> _What you will do_:
State how many lines of the entries include the string "JSON", please, leaving out everything but the number.

****

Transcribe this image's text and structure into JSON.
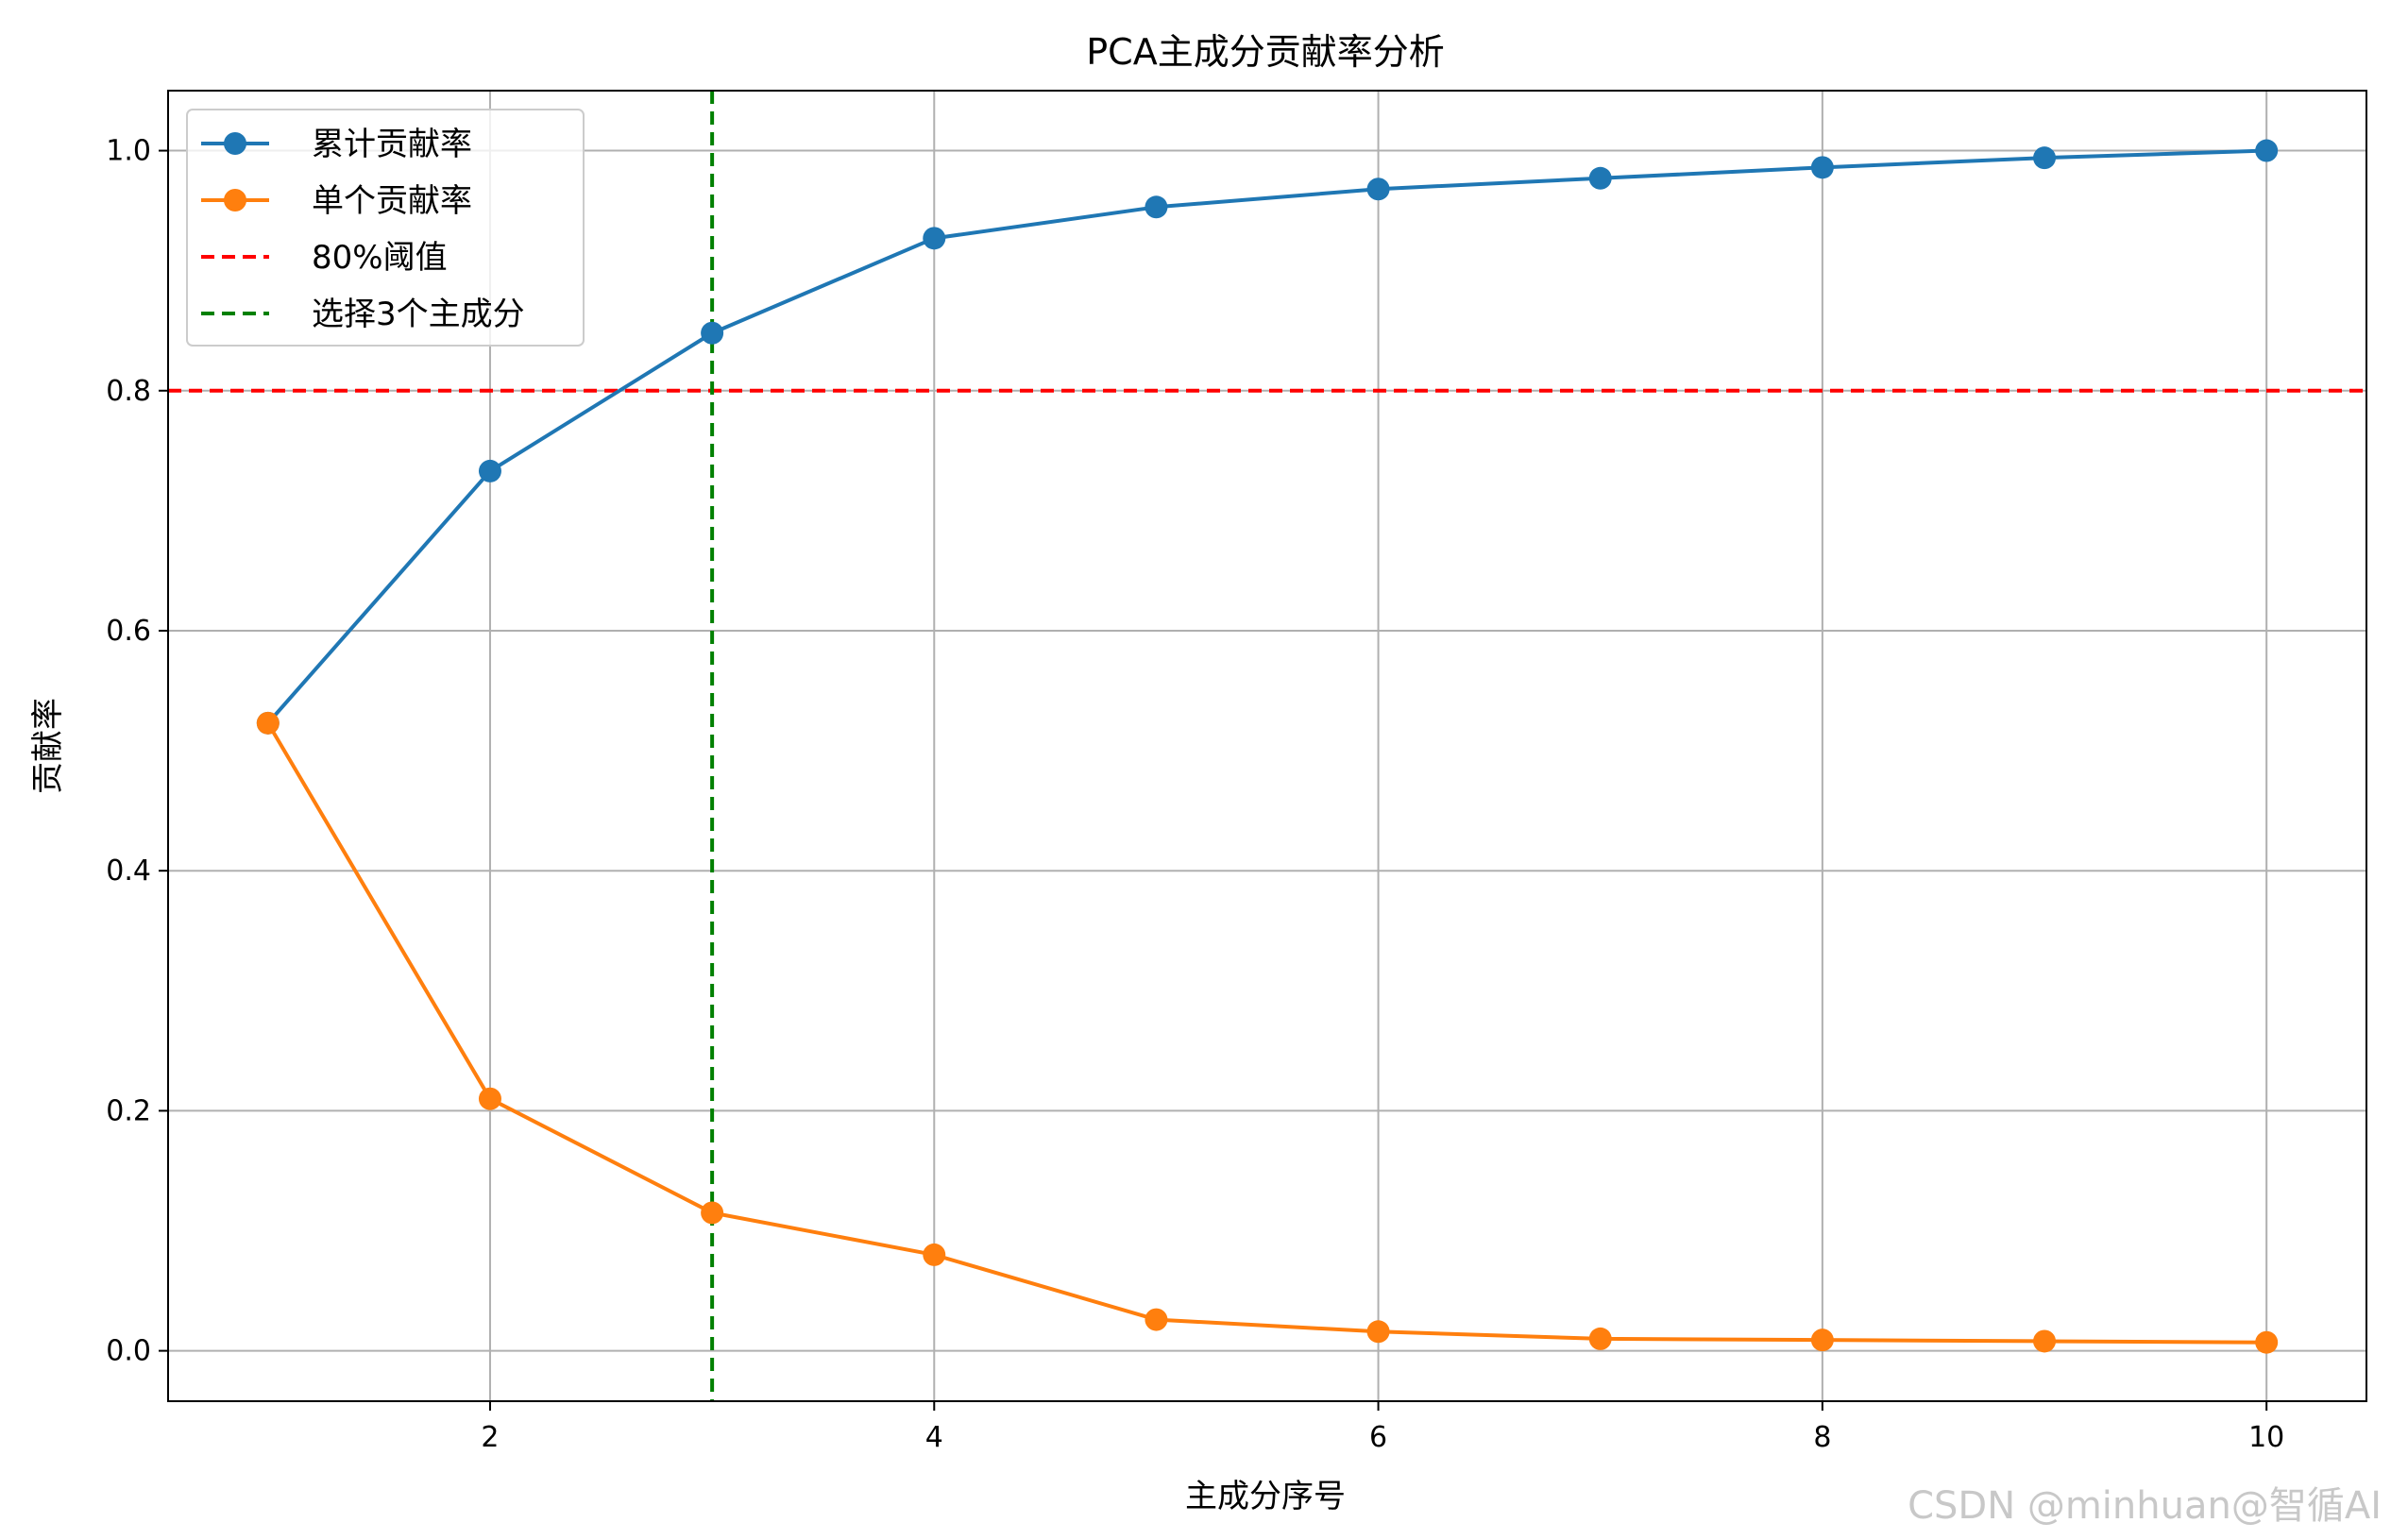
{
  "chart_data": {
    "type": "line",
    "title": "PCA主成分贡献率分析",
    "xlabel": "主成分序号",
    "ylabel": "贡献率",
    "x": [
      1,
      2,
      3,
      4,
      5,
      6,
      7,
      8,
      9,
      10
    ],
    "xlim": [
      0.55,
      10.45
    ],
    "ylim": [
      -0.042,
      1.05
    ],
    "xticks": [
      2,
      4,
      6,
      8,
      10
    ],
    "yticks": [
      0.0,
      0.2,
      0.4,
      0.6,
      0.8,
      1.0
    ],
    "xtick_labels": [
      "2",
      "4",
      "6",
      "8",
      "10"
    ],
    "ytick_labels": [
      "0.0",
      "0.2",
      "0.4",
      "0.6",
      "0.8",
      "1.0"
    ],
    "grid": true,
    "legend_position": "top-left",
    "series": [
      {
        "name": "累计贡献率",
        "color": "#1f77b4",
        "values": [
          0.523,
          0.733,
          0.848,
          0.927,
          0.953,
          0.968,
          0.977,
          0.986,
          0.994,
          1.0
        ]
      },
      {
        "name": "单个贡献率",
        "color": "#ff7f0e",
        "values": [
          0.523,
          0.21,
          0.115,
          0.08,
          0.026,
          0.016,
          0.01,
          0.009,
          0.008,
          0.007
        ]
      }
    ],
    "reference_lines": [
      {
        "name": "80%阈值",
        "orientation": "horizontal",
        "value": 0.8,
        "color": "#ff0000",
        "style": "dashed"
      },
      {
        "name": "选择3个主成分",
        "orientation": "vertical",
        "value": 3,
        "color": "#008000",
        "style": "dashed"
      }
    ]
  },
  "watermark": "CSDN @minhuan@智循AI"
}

****

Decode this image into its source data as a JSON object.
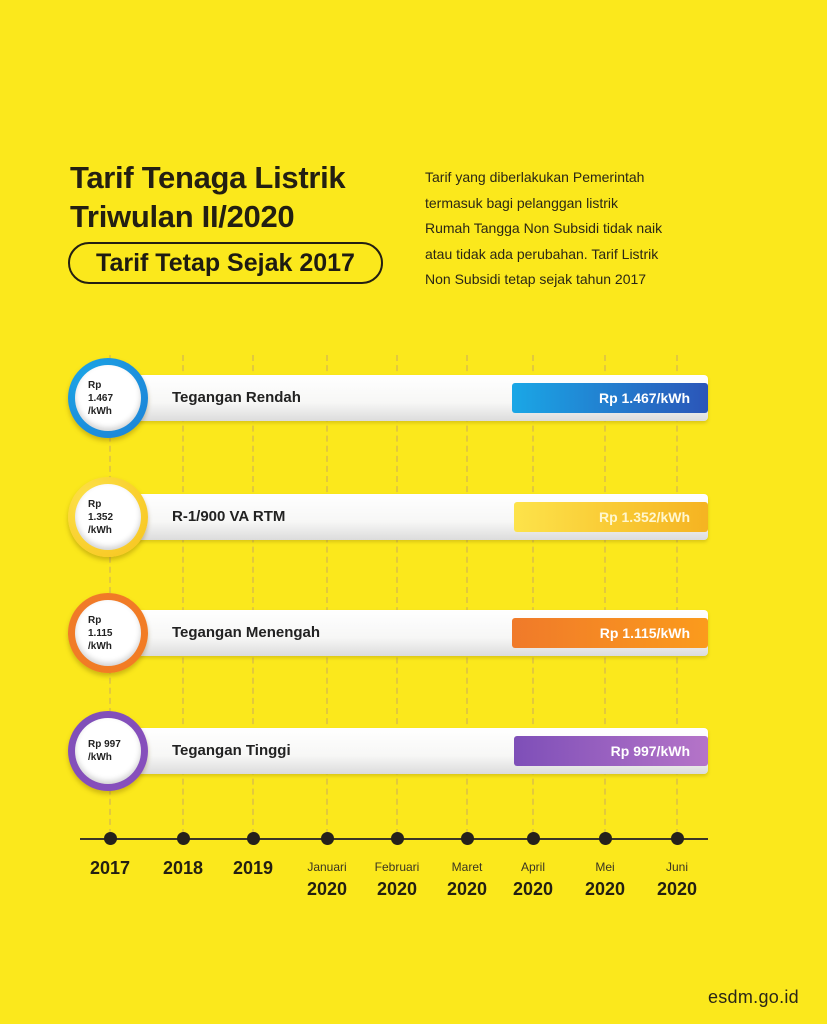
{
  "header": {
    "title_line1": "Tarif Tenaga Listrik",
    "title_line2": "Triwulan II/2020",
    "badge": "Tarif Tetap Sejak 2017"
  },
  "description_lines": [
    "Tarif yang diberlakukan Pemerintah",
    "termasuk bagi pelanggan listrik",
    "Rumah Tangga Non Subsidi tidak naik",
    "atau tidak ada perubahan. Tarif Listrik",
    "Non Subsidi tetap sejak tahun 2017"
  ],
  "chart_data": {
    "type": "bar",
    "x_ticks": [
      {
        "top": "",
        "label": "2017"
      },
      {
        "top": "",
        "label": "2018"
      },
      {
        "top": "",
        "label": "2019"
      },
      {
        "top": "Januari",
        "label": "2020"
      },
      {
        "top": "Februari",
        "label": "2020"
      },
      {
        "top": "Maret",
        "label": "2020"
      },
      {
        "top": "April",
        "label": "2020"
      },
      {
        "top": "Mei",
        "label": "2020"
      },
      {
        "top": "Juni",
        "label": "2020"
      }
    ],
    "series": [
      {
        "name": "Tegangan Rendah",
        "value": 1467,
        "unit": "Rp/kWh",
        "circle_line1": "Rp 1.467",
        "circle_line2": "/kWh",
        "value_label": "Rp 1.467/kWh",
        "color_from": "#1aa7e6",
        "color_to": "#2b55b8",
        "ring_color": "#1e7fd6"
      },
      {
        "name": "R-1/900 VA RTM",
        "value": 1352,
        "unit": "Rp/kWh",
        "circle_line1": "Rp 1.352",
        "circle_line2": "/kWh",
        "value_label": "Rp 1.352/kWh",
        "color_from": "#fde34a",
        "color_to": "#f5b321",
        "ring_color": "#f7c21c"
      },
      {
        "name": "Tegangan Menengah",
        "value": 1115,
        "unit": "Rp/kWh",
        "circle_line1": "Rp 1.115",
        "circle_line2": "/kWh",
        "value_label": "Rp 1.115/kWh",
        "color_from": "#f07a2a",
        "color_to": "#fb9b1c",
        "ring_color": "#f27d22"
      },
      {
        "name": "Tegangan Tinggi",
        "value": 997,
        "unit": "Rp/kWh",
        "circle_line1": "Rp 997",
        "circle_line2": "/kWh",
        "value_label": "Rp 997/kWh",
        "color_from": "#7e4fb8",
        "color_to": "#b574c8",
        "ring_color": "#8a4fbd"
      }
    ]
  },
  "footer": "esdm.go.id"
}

****

> _Answer for the task_:
2